Work to do.
Collect all lines below with the string "Chinese".

Material for this task.
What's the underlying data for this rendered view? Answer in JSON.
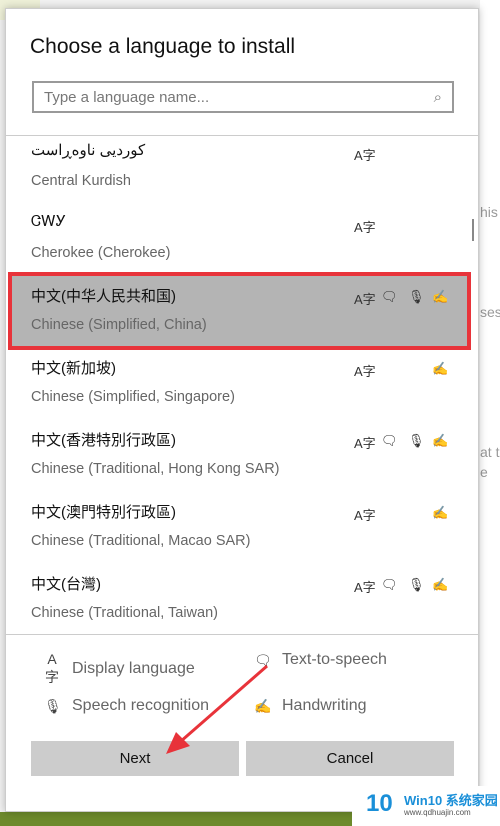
{
  "dialog": {
    "title": "Choose a language to install",
    "search_placeholder": "Type a language name...",
    "search_icon": "search-icon"
  },
  "languages": [
    {
      "name": "كوردیی ناوەڕاست",
      "sub": "Central Kurdish",
      "features": [
        "display"
      ]
    },
    {
      "name": "ᏣᎳᎩ",
      "sub": "Cherokee (Cherokee)",
      "features": [
        "display"
      ]
    },
    {
      "name": "中文(中华人民共和国)",
      "sub": "Chinese (Simplified, China)",
      "features": [
        "display",
        "tts",
        "speech",
        "handwriting"
      ],
      "selected": true
    },
    {
      "name": "中文(新加坡)",
      "sub": "Chinese (Simplified, Singapore)",
      "features": [
        "display",
        "handwriting"
      ]
    },
    {
      "name": "中文(香港特別行政區)",
      "sub": "Chinese (Traditional, Hong Kong SAR)",
      "features": [
        "display",
        "tts",
        "speech",
        "handwriting"
      ]
    },
    {
      "name": "中文(澳門特別行政區)",
      "sub": "Chinese (Traditional, Macao SAR)",
      "features": [
        "display",
        "handwriting"
      ]
    },
    {
      "name": "中文(台灣)",
      "sub": "Chinese (Traditional, Taiwan)",
      "features": [
        "display",
        "tts",
        "speech",
        "handwriting"
      ]
    }
  ],
  "legend": {
    "display": "Display language",
    "tts": "Text-to-speech",
    "speech": "Speech recognition",
    "handwriting": "Handwriting"
  },
  "buttons": {
    "next": "Next",
    "cancel": "Cancel"
  },
  "background_text": [
    "his",
    "ses",
    "at t",
    "e"
  ],
  "watermark": {
    "logo": "10",
    "title": "Win10 系统家园",
    "url": "www.qdhuajin.com"
  },
  "colors": {
    "highlight": "#b4b4b4",
    "annotation": "#e8333a"
  }
}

Answer.
      "sub": "Chinese (Simplified, China)",
      "sub": "Chinese (Simplified, Singapore)",
      "sub": "Chinese (Traditional, Hong Kong SAR)",
      "sub": "Chinese (Traditional, Macao SAR)",
      "sub": "Chinese (Traditional, Taiwan)",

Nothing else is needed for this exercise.